— Goal of the exercise —
Isolate every line in the data with the string "heading" and copy it.

[Collected data entries]
──────────

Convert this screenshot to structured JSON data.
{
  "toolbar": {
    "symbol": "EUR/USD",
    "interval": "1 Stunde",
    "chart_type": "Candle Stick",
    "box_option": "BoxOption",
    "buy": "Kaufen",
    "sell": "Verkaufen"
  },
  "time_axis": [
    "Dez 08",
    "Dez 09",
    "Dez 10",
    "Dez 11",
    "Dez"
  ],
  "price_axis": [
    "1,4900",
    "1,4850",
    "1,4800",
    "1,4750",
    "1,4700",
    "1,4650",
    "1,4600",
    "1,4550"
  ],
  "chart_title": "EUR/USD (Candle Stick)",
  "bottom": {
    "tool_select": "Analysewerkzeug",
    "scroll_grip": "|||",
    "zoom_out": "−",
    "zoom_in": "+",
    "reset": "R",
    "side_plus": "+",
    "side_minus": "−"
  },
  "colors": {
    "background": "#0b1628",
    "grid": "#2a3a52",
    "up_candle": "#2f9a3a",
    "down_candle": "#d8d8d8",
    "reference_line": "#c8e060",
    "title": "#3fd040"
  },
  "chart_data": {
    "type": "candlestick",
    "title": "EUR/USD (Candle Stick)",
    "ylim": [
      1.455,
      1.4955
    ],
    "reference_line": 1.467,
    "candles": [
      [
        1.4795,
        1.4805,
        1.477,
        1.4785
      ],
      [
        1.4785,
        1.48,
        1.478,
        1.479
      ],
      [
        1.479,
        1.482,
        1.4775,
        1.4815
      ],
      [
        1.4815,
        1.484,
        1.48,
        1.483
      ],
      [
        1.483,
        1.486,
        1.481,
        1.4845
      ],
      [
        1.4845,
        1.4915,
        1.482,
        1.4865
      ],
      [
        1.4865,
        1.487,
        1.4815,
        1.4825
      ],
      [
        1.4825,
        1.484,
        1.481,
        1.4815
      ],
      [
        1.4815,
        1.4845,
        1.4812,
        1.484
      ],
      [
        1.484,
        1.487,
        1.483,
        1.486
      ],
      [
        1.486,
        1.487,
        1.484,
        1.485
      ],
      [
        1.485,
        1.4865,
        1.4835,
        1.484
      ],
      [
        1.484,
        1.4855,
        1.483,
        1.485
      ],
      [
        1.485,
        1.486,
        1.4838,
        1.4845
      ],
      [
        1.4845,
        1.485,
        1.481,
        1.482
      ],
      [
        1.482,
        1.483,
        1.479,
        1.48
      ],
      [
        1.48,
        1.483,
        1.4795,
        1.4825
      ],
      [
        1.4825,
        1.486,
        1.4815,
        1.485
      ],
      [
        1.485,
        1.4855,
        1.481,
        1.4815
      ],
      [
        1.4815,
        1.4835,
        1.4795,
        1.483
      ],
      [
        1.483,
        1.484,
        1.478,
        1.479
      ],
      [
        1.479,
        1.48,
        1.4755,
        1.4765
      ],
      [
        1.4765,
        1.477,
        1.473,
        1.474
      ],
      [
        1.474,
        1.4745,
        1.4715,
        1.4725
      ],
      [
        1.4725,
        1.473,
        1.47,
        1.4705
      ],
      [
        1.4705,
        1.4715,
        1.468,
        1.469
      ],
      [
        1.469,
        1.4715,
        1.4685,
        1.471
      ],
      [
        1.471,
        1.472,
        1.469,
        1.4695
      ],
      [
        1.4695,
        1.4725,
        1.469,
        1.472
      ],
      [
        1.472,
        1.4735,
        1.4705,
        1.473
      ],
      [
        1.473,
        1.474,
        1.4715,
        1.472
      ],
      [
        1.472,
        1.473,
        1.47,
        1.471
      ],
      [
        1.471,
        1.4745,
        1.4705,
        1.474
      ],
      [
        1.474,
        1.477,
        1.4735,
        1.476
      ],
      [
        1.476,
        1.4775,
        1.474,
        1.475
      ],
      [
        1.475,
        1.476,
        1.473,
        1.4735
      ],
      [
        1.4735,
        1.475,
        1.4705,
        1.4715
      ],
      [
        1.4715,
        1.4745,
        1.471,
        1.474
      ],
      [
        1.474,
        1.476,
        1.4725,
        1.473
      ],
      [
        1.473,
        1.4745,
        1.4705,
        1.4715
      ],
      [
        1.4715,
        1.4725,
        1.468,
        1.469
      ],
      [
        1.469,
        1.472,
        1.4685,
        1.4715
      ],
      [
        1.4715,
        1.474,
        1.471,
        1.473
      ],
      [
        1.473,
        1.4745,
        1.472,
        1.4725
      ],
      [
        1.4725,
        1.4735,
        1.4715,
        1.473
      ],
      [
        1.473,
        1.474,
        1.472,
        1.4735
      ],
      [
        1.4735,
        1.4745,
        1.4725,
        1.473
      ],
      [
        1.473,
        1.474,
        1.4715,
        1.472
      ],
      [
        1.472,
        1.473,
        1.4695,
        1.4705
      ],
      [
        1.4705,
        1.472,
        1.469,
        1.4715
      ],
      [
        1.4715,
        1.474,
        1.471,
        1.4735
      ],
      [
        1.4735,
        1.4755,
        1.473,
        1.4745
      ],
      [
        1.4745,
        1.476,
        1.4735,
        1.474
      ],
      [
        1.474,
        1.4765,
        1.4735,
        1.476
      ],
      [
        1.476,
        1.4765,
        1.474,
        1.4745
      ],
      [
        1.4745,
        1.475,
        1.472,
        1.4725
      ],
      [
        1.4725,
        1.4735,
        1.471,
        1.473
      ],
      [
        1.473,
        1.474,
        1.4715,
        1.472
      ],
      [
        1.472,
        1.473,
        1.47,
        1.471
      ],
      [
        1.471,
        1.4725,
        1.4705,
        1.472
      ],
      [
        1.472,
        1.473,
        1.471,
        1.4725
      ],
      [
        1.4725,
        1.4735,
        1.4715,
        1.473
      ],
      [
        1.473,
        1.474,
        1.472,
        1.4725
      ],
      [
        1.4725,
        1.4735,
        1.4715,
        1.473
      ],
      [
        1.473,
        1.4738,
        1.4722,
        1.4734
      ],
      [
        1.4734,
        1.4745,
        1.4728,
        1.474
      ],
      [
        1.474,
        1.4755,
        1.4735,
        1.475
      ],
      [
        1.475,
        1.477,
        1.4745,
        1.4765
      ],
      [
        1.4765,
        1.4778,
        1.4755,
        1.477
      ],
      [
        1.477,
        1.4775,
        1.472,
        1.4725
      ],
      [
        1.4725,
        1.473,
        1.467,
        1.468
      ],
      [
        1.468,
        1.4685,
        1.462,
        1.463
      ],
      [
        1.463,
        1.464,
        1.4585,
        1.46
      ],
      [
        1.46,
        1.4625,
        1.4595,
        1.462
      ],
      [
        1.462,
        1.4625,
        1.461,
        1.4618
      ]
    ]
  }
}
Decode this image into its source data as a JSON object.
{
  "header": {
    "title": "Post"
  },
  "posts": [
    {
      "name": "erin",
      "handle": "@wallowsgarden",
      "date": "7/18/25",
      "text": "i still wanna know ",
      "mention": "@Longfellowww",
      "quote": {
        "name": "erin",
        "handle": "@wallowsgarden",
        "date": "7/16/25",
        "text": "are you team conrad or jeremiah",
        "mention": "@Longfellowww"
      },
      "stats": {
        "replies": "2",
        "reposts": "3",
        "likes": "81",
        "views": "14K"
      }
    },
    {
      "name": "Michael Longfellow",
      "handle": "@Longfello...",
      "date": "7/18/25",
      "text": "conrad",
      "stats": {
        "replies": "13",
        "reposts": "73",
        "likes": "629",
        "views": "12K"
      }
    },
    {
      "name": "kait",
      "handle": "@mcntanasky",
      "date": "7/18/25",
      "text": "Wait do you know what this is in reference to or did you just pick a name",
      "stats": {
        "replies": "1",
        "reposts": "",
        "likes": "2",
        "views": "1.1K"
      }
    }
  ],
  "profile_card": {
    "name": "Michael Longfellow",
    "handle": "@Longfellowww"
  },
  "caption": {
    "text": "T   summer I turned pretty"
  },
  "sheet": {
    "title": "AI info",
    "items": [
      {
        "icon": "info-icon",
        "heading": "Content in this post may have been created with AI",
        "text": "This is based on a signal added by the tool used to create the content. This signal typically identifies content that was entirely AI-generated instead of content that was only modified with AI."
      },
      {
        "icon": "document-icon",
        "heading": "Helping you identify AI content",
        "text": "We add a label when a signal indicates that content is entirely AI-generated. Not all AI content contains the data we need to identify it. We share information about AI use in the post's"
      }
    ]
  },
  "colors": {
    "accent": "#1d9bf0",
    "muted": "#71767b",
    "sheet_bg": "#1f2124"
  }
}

──────────

— Task response —
        "heading": "Content in this post may have been created with AI",
        "heading": "Helping you identify AI content",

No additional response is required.